[WHAT IS NEEDED] Hunt for the word "Request" across the entries below, copying each line that holds it.

(Dataset items)
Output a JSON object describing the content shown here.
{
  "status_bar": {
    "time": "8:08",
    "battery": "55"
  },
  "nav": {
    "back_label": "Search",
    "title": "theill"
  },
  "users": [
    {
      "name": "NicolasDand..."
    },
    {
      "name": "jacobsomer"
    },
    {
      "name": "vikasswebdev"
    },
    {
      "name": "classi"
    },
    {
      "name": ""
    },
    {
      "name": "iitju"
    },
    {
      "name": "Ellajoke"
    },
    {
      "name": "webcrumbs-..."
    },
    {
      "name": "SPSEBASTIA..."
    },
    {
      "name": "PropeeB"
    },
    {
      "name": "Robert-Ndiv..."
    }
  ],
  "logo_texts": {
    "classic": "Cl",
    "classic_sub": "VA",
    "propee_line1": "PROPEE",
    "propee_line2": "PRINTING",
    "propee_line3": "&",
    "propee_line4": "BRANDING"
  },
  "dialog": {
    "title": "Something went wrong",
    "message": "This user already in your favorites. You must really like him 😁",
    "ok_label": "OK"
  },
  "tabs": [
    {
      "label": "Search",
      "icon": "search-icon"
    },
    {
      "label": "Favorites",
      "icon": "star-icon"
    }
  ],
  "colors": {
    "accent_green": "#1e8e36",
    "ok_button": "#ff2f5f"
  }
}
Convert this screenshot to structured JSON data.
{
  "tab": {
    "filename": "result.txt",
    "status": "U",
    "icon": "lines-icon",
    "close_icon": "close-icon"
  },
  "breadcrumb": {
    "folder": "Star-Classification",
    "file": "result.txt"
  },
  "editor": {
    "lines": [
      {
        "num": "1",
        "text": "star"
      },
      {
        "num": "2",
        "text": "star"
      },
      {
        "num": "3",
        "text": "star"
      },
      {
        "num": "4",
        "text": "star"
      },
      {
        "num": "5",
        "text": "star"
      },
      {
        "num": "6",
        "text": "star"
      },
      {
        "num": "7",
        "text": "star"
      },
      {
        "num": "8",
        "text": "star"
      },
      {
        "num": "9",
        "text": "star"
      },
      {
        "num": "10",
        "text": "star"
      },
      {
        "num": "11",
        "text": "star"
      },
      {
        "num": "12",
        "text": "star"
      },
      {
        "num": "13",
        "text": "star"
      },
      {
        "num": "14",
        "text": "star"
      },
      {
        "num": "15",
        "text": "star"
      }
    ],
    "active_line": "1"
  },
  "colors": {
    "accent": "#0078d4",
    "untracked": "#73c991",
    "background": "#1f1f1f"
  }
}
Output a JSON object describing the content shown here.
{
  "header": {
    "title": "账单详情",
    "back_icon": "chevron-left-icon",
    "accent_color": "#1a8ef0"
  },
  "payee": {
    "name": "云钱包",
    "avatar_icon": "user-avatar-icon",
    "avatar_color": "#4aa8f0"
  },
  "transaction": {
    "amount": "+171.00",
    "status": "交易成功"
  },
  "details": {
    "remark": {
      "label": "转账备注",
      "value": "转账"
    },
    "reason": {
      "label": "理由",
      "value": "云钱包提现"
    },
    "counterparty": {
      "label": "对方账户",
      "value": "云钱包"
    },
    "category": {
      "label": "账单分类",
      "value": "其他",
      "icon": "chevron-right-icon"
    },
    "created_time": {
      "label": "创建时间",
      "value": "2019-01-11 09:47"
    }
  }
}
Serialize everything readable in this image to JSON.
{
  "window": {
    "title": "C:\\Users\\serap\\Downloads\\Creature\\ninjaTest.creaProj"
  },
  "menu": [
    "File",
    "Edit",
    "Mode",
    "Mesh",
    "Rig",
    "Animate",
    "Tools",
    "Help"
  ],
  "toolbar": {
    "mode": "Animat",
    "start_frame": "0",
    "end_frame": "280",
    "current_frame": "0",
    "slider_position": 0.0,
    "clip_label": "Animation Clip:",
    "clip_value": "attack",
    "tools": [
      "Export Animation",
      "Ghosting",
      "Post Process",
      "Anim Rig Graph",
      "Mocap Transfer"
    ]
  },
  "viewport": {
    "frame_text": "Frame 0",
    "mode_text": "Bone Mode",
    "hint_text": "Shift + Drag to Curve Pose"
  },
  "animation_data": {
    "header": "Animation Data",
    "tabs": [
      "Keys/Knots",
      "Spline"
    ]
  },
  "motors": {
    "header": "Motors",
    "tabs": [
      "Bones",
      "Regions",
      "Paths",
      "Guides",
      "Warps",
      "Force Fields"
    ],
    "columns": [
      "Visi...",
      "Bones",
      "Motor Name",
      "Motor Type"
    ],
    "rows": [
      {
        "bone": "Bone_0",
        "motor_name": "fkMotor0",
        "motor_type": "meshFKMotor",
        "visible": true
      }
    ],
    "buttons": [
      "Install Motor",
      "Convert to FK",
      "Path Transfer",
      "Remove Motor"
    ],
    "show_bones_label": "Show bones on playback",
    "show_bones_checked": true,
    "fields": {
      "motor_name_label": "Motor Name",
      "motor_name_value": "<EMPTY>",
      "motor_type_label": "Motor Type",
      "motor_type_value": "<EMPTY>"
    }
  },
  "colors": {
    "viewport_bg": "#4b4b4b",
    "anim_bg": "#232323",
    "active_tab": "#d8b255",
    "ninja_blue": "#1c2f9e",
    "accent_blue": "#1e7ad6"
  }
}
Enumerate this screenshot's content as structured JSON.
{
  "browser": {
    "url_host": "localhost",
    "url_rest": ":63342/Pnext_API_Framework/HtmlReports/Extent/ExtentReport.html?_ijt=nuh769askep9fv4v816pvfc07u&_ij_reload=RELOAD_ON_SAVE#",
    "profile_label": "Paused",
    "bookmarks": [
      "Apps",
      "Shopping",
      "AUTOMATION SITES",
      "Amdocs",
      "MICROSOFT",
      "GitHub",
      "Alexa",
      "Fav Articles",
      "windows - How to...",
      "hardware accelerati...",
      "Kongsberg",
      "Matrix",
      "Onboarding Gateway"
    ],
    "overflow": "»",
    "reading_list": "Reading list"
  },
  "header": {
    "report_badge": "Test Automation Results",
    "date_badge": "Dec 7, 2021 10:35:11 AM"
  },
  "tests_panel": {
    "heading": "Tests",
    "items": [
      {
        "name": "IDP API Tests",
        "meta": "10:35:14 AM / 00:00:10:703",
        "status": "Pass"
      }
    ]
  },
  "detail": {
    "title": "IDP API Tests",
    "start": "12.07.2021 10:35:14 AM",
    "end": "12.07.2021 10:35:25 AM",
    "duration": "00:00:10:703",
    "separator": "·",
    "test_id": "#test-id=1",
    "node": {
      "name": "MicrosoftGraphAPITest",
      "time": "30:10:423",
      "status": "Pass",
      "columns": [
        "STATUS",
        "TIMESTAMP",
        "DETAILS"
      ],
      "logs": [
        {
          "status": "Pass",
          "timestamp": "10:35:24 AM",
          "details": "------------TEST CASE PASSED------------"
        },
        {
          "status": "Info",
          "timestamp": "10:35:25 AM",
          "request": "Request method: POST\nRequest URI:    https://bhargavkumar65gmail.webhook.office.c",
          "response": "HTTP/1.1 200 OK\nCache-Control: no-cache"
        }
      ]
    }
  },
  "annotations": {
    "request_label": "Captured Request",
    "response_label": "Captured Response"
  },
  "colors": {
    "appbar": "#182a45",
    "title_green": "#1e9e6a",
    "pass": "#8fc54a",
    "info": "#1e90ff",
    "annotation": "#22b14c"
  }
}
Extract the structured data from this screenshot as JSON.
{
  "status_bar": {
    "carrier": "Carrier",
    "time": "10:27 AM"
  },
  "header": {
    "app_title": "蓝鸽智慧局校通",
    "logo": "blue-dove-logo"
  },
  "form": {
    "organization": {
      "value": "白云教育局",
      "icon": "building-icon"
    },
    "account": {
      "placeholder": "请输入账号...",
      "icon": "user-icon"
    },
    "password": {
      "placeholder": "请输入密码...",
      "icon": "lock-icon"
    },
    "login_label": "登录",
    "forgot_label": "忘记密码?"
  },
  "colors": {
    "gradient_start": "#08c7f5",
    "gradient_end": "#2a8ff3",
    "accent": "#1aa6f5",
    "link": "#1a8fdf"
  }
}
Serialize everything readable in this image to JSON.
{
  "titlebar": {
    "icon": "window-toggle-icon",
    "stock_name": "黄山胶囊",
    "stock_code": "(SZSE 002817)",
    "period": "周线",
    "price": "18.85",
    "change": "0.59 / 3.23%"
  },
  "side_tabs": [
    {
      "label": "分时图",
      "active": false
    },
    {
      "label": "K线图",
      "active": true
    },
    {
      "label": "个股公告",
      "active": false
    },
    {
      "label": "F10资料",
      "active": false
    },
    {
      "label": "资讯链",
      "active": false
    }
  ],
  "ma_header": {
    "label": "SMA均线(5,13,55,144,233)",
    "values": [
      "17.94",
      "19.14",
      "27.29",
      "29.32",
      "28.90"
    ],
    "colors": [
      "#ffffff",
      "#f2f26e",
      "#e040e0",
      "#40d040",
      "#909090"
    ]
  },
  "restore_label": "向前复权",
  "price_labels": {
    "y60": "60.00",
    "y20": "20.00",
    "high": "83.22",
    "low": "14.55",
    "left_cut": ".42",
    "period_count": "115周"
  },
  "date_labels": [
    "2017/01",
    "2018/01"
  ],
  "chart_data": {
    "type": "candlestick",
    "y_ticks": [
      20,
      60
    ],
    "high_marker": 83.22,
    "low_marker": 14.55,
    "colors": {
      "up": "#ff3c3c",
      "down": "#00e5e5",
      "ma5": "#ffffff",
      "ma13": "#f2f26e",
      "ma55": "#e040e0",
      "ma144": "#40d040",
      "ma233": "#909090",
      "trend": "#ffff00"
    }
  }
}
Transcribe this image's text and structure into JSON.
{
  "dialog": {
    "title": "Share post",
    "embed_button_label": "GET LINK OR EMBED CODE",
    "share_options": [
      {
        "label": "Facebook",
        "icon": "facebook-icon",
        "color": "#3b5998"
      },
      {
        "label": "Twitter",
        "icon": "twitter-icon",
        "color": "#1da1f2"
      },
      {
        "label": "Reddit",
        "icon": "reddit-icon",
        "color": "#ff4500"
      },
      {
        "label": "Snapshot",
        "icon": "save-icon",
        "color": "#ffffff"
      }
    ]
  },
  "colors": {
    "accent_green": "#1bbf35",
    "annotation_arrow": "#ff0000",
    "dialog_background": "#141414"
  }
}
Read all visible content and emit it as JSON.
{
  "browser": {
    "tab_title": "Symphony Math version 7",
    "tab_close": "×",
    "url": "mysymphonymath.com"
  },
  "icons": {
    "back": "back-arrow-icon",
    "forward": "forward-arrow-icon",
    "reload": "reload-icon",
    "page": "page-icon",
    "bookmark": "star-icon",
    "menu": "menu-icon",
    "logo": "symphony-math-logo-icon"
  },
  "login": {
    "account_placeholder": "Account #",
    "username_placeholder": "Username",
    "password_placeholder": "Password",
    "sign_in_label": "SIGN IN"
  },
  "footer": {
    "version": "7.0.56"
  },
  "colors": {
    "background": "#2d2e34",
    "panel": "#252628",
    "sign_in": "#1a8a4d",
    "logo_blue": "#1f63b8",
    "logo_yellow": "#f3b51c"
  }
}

[SOLUTION TO THIS EXERCISE]
          "request": "Request method: POST\nRequest URI:    https://bhargavkumar65gmail.webhook.office.c",
    "request_label": "Captured Request",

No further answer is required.